*REQUIREMENT*
In the data from the first line through the line containing "url-separator — [218, 54, 220, 76]", swap "interactable" for "clickable" and reproduce only those lines with nothing else changed.

*DATA SHOWN*
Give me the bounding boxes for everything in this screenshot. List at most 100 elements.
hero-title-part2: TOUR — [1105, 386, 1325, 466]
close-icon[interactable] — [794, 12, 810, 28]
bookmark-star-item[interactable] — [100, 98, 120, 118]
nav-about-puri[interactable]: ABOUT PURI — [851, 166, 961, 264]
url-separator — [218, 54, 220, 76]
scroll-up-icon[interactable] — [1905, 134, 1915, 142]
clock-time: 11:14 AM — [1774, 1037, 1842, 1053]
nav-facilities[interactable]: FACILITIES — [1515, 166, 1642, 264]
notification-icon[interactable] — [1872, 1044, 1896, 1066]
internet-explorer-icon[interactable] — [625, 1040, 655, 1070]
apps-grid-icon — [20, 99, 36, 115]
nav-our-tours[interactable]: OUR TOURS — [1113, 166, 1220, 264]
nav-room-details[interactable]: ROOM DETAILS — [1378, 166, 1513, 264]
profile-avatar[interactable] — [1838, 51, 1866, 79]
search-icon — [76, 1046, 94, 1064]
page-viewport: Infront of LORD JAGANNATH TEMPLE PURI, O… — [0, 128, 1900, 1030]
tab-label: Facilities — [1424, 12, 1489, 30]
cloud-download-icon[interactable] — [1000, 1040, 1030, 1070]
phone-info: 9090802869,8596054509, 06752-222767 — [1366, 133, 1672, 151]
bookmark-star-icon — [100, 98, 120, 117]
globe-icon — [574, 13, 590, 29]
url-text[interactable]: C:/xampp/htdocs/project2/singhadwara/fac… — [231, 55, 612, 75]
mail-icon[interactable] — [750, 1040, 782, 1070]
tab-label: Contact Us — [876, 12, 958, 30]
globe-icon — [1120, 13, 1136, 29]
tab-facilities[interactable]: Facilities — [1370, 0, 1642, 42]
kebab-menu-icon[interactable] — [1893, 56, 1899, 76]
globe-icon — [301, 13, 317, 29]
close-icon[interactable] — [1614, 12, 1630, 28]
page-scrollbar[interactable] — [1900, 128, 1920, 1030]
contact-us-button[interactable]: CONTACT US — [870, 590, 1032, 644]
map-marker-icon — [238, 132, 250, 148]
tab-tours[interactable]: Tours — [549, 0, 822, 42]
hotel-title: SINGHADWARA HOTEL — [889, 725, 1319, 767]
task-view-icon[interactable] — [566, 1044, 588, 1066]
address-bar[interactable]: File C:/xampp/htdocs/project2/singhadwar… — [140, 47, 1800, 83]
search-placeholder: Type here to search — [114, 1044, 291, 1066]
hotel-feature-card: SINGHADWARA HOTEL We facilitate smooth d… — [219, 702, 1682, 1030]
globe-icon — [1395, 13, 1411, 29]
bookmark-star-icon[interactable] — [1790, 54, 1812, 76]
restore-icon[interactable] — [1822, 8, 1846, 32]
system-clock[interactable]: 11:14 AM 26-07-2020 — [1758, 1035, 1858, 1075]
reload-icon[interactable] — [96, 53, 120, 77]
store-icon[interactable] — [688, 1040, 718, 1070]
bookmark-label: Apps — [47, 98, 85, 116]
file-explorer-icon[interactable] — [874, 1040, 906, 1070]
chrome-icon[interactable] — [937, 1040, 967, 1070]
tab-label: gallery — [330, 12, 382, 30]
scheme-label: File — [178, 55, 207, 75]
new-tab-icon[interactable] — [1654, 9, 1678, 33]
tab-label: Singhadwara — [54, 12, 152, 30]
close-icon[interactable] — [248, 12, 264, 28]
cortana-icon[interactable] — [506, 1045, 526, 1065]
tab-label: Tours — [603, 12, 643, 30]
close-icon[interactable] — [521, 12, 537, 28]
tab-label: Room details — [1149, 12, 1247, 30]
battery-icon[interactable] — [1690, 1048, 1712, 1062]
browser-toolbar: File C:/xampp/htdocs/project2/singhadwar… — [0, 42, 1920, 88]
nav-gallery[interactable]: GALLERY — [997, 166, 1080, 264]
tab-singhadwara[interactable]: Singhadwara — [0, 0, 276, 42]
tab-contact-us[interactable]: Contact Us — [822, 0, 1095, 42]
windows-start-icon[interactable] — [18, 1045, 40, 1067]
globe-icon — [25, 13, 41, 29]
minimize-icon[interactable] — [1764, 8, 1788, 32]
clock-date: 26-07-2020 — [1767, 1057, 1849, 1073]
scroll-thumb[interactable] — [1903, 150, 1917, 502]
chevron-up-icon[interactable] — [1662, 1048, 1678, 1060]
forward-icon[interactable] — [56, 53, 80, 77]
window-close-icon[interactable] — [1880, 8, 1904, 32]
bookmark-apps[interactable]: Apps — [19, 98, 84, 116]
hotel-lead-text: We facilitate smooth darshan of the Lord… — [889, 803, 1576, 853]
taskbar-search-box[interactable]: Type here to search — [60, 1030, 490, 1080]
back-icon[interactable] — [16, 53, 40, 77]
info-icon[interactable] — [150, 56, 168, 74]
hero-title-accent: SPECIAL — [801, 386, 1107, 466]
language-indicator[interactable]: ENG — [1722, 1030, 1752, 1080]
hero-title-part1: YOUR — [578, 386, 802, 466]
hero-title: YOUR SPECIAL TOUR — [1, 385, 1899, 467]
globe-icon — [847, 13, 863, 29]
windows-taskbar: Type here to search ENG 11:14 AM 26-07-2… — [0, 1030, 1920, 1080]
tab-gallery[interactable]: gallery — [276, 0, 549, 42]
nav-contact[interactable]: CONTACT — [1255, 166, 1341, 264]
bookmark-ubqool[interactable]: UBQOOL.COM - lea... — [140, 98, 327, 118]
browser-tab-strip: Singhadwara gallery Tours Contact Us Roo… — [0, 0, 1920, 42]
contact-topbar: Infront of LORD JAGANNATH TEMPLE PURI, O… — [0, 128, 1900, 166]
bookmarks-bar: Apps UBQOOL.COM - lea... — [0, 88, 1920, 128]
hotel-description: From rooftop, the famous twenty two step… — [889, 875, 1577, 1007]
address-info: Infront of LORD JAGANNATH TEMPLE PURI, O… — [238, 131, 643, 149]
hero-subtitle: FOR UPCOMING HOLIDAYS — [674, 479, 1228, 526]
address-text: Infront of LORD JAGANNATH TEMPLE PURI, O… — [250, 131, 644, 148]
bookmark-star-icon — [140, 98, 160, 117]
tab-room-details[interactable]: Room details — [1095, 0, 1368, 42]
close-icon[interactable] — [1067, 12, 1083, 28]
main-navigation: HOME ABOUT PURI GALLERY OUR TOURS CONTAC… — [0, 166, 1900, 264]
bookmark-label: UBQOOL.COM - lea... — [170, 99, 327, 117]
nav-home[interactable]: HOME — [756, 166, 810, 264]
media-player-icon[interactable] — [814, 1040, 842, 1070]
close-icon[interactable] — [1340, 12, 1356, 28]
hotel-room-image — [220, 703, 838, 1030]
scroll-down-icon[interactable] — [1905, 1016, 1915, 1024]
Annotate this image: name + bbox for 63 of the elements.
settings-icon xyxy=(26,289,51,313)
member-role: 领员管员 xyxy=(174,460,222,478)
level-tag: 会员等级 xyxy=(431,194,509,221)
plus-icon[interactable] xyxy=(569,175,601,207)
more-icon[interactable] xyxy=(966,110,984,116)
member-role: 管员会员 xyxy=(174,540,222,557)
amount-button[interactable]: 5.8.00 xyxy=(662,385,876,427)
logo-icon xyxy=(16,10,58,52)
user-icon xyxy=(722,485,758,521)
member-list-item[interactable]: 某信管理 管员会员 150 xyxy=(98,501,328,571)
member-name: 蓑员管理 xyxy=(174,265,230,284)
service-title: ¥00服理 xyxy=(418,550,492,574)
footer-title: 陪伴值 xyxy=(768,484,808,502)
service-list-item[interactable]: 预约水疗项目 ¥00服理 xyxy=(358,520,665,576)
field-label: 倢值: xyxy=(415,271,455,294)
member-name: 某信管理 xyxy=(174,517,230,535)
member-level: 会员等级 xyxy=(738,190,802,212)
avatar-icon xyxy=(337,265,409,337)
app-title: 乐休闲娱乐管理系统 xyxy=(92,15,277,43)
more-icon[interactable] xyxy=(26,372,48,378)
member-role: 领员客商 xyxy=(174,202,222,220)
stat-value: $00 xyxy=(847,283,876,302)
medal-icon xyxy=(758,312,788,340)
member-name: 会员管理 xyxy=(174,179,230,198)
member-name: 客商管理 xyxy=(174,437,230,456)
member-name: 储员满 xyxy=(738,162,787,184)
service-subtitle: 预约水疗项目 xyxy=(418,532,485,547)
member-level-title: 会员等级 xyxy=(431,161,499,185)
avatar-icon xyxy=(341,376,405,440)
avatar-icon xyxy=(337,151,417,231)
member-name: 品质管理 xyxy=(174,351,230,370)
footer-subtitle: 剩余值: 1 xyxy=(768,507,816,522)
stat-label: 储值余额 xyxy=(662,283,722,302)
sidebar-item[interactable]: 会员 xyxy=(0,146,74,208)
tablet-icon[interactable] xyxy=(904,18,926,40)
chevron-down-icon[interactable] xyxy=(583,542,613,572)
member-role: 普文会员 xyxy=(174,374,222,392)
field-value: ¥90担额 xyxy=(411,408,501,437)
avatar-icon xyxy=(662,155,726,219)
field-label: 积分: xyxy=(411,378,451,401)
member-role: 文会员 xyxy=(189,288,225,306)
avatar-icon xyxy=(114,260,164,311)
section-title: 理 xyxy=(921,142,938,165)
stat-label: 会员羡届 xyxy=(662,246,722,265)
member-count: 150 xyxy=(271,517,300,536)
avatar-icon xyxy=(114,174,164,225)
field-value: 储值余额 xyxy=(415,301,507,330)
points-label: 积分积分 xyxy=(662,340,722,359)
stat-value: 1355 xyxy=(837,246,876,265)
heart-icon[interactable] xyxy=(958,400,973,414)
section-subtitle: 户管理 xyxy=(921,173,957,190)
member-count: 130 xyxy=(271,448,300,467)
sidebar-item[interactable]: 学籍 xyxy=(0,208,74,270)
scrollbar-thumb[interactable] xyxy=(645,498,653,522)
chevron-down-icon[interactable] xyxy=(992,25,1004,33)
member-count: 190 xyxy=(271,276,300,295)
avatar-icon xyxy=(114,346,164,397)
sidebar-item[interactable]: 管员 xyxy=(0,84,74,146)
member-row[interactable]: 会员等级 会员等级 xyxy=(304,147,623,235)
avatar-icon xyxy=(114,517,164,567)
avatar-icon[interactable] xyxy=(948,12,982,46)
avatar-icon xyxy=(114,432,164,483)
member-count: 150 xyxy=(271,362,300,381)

*SOLUTION TO THE EXERCISE*
Give me the bounding boxes for everything in this screenshot. List at most 100 elements.
hero-title-part2: TOUR — [1105, 386, 1325, 466]
close-icon[clickable] — [794, 12, 810, 28]
bookmark-star-item[clickable] — [100, 98, 120, 118]
nav-about-puri[clickable]: ABOUT PURI — [851, 166, 961, 264]
url-separator — [218, 54, 220, 76]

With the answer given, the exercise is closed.